### [TASK REQUIREMENTS]
Say how many of the lines below hold "Japanese", writing the number and nothing more.

### [EXERCISE DATA]
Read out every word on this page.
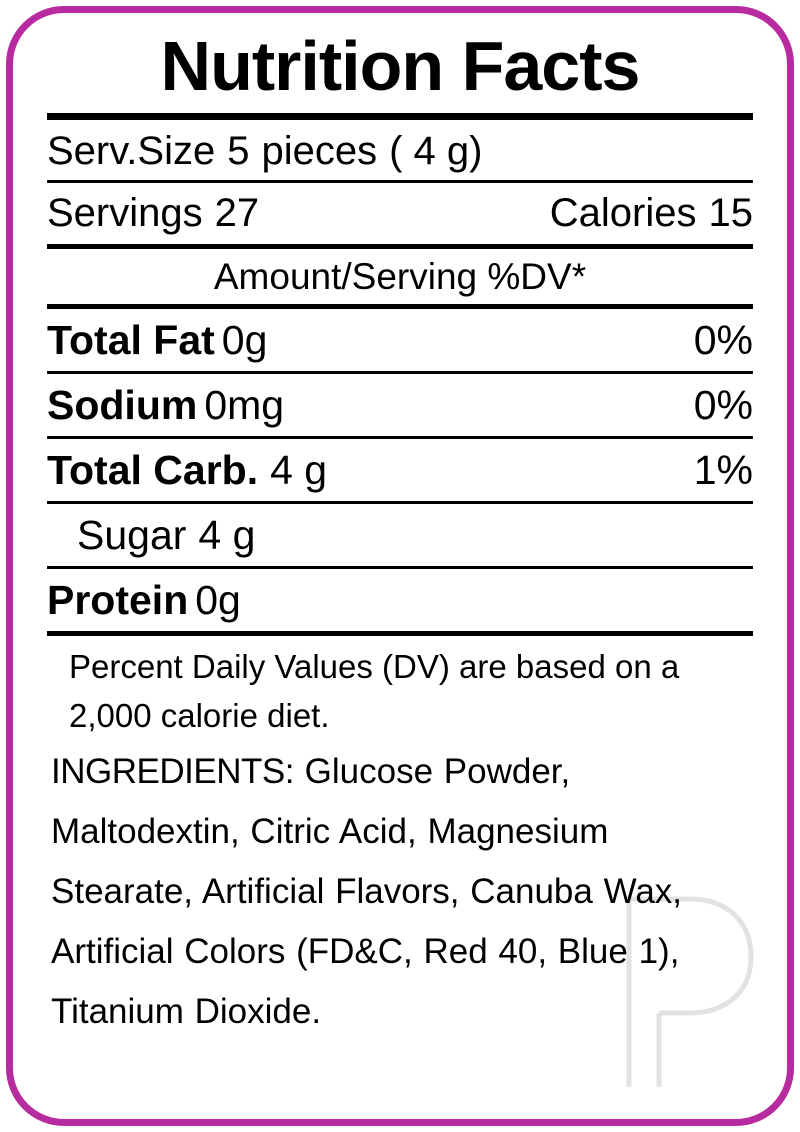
Nutrition Facts
Serv.Size 5 pieces ( 4 g)
Servings 27	Calories 15
Amount/Serving %DV*
Total Fat 0g	0%
Sodium 0mg	0%
Total Carb. 4 g	1%
Sugar 4 g
Protein 0g
Percent Daily Values (DV) are based on a 2,000 calorie diet.
INGREDIENTS: Glucose Powder, Maltodextin, Citric Acid, Magnesium Stearate, Artificial Flavors, Canuba Wax, Artificial Colors (FD&C, Red 40, Blue 1), Titanium Dioxide.
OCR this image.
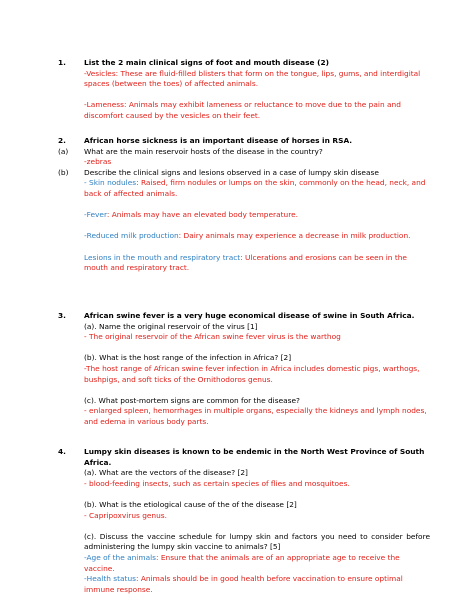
1. List the 2 main clinical signs of foot and mouth disease (2)
-Vesicles: These are fluid-filled blisters that form on the tongue, lips, gums, and interdigital spaces (between the toes) of affected animals.
-Lameness: Animals may exhibit lameness or reluctance to move due to the pain and discomfort caused by the vesicles on their feet.
2. African horse sickness is an important disease of horses in RSA.
(a) What are the main reservoir hosts of the disease in the country?
-zebras
(b) Describe the clinical signs and lesions observed in a case of lumpy skin disease
- Skin nodules: Raised, firm nodules or lumps on the skin, commonly on the head, neck, and back of affected animals.
-Fever: Animals may have an elevated body temperature.
-Reduced milk production: Dairy animals may experience a decrease in milk production.
Lesions in the mouth and respiratory tract: Ulcerations and erosions can be seen in the mouth and respiratory tract.
3. African swine fever is a very huge economical disease of swine in South Africa.
(a). Name the original reservoir of the virus [1]
- The original reservoir of the African swine fever virus is the warthog
(b). What is the host range of the infection in Africa? [2]
-The host range of African swine fever infection in Africa includes domestic pigs, warthogs, bushpigs, and soft ticks of the Ornithodoros genus.
(c). What post-mortem signs are common for the disease?
- enlarged spleen, hemorrhages in multiple organs, especially the kidneys and lymph nodes, and edema in various body parts.
4. Lumpy skin diseases is known to be endemic in the North West Province of South Africa.
(a). What are the vectors of the disease? [2]
- blood-feeding insects, such as certain species of flies and mosquitoes.
(b). What is the etiological cause of the of the disease [2]
- Capripoxvirus genus.
(c). Discuss the vaccine schedule for lumpy skin and factors you need to consider before administering the lumpy skin vaccine to animals? [5]
-Age of the animals: Ensure that the animals are of an appropriate age to receive the vaccine.
-Health status: Animals should be in good health before vaccination to ensure optimal immune response.
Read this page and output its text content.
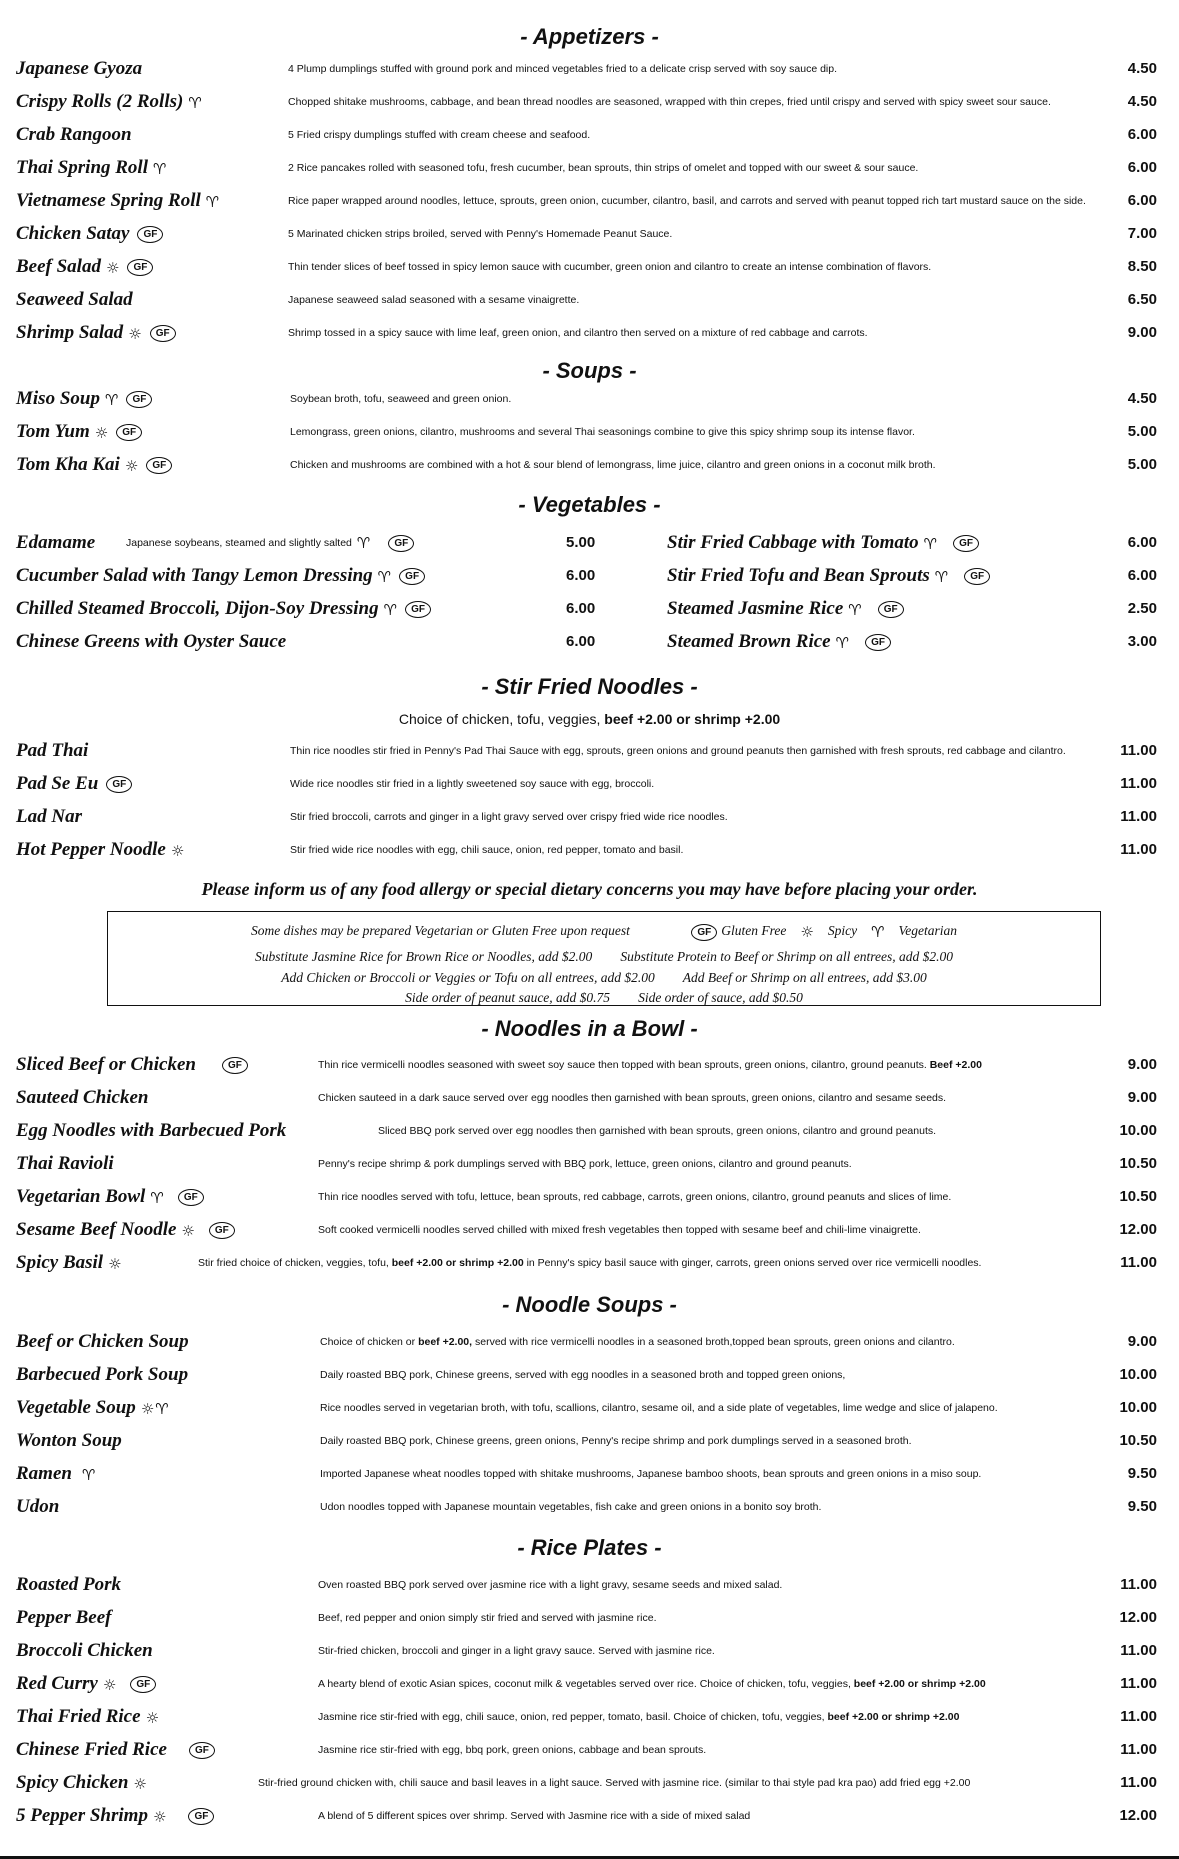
- Appetizers -
Japanese Gyoza	4 Plump dumplings stuffed with ground pork and minced vegetables fried to a delicate crisp served with soy sauce dip.	4.50
Crispy Rolls (2 Rolls) ♈	Chopped shitake mushrooms, cabbage, and bean thread noodles are seasoned, wrapped with thin crepes, fried until crispy and served with spicy sweet sour sauce.	4.50
Crab Rangoon	5 Fried crispy dumplings stuffed with cream cheese and seafood.	6.00
Thai Spring Roll ♈	2 Rice pancakes rolled with seasoned tofu, fresh cucumber, bean sprouts, thin strips of omelet and topped with our sweet & sour sauce.	6.00
Vietnamese Spring Roll ♈	Rice paper wrapped around noodles, lettuce, sprouts, green onion, cucumber, cilantro, basil, and carrots and served with peanut topped rich tart mustard sauce on the side.	6.00
Chicken Satay GF	5 Marinated chicken strips broiled, served with Penny's Homemade Peanut Sauce.	7.00
Beef Salad ☼ GF	Thin tender slices of beef tossed in spicy lemon sauce with cucumber, green onion and cilantro to create an intense combination of flavors.	8.50
Seaweed Salad	Japanese seaweed salad seasoned with a sesame vinaigrette.	6.50
Shrimp Salad ☼ GF	Shrimp tossed in a spicy sauce with lime leaf, green onion, and cilantro then served on a mixture of red cabbage and carrots.	9.00
- Soups -
Miso Soup ♈ GF	Soybean broth, tofu, seaweed and green onion.	4.50
Tom Yum ☼ GF	Lemongrass, green onions, cilantro, mushrooms and several Thai seasonings combine to give this spicy shrimp soup its intense flavor.	5.00
Tom Kha Kai ☼ GF	Chicken and mushrooms are combined with a hot & sour blend of lemongrass, lime juice, cilantro and green onions in a coconut milk broth.	5.00
- Vegetables -
Edamame	Japanese soybeans, steamed and slightly salted ♈ GF	5.00
Cucumber Salad with Tangy Lemon Dressing ♈ GF	6.00
Chilled Steamed Broccoli, Dijon-Soy Dressing ♈ GF	6.00
Chinese Greens with Oyster Sauce	6.00
Stir Fried Cabbage with Tomato ♈ GF	6.00
Stir Fried Tofu and Bean Sprouts ♈ GF	6.00
Steamed Jasmine Rice ♈ GF	2.50
Steamed Brown Rice ♈ GF	3.00
- Stir Fried Noodles -
Choice of chicken, tofu, veggies, beef +2.00 or shrimp +2.00
Pad Thai	Thin rice noodles stir fried in Penny's Pad Thai Sauce with egg, sprouts, green onions and ground peanuts then garnished with fresh sprouts, red cabbage and cilantro.	11.00
Pad Se Eu GF	Wide rice noodles stir fried in a lightly sweetened soy sauce with egg, broccoli.	11.00
Lad Nar	Stir fried broccoli, carrots and ginger in a light gravy served over crispy fried wide rice noodles.	11.00
Hot Pepper Noodle ☼	Stir fried wide rice noodles with egg, chili sauce, onion, red pepper, tomato and basil.	11.00
Please inform us of any food allergy or special dietary concerns you may have before placing your order.
Some dishes may be prepared Vegetarian or Gluten Free upon request	GF Gluten Free ☼ Spicy ♈ Vegetarian
Substitute Jasmine Rice for Brown Rice or Noodles, add $2.00 Substitute Protein to Beef or Shrimp on all entrees, add $2.00
Add Chicken or Broccoli or Veggies or Tofu on all entrees, add $2.00 Add Beef or Shrimp on all entrees, add $3.00
Side order of peanut sauce, add $0.75 Side order of sauce, add $0.50
- Noodles in a Bowl -
Sliced Beef or Chicken	GF	Thin rice vermicelli noodles seasoned with sweet soy sauce then topped with bean sprouts, green onions, cilantro, ground peanuts. Beef +2.00	9.00
Sauteed Chicken	Chicken sauteed in a dark sauce served over egg noodles then garnished with bean sprouts, green onions, cilantro and sesame seeds.	9.00
Egg Noodles with Barbecued Pork	Sliced BBQ pork served over egg noodles then garnished with bean sprouts, green onions, cilantro and ground peanuts.	10.00
Thai Ravioli	Penny's recipe shrimp & pork dumplings served with BBQ pork, lettuce, green onions, cilantro and ground peanuts.	10.50
Vegetarian Bowl ♈ GF	Thin rice noodles served with tofu, lettuce, bean sprouts, red cabbage, carrots, green onions, cilantro, ground peanuts and slices of lime.	10.50
Sesame Beef Noodle ☼ GF	Soft cooked vermicelli noodles served chilled with mixed fresh vegetables then topped with sesame beef and chili-lime vinaigrette.	12.00
Spicy Basil ☼	Stir fried choice of chicken, veggies, tofu, beef +2.00 or shrimp +2.00 in Penny's spicy basil sauce with ginger, carrots, green onions served over rice vermicelli noodles.	11.00
- Noodle Soups -
Beef or Chicken Soup	Choice of chicken or beef +2.00, served with rice vermicelli noodles in a seasoned broth,topped bean sprouts, green onions and cilantro.	9.00
Barbecued Pork Soup	Daily roasted BBQ pork, Chinese greens, served with egg noodles in a seasoned broth and topped green onions,	10.00
Vegetable Soup ☼♈	Rice noodles served in vegetarian broth, with tofu, scallions, cilantro, sesame oil, and a side plate of vegetables, lime wedge and slice of jalapeno.	10.00
Wonton Soup	Daily roasted BBQ pork, Chinese greens, green onions, Penny's recipe shrimp and pork dumplings served in a seasoned broth.	10.50
Ramen ♈	Imported Japanese wheat noodles topped with shitake mushrooms, Japanese bamboo shoots, bean sprouts and green onions in a miso soup.	9.50
Udon	Udon noodles topped with Japanese mountain vegetables, fish cake and green onions in a bonito soy broth.	9.50
- Rice Plates -
Roasted Pork	Oven roasted BBQ pork served over jasmine rice with a light gravy, sesame seeds and mixed salad.	11.00
Pepper Beef	Beef, red pepper and onion simply stir fried and served with jasmine rice.	12.00
Broccoli Chicken	Stir-fried chicken, broccoli and ginger in a light gravy sauce. Served with jasmine rice.	11.00
Red Curry ☼ GF	A hearty blend of exotic Asian spices, coconut milk & vegetables served over rice. Choice of chicken, tofu, veggies, beef +2.00 or shrimp +2.00	11.00
Thai Fried Rice ☼	Jasmine rice stir-fried with egg, chili sauce, onion, red pepper, tomato, basil. Choice of chicken, tofu, veggies, beef +2.00 or shrimp +2.00	11.00
Chinese Fried Rice	GF	Jasmine rice stir-fried with egg, bbq pork, green onions, cabbage and bean sprouts.	11.00
Spicy Chicken ☼	Stir-fried ground chicken with, chili sauce and basil leaves in a light sauce. Served with jasmine rice. (similar to thai style pad kra pao) add fried egg +2.00	11.00
5 Pepper Shrimp ☼	GF	A blend of 5 different spices over shrimp. Served with Jasmine rice with a side of mixed salad	12.00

### [EXPECTED OUTPUT]
5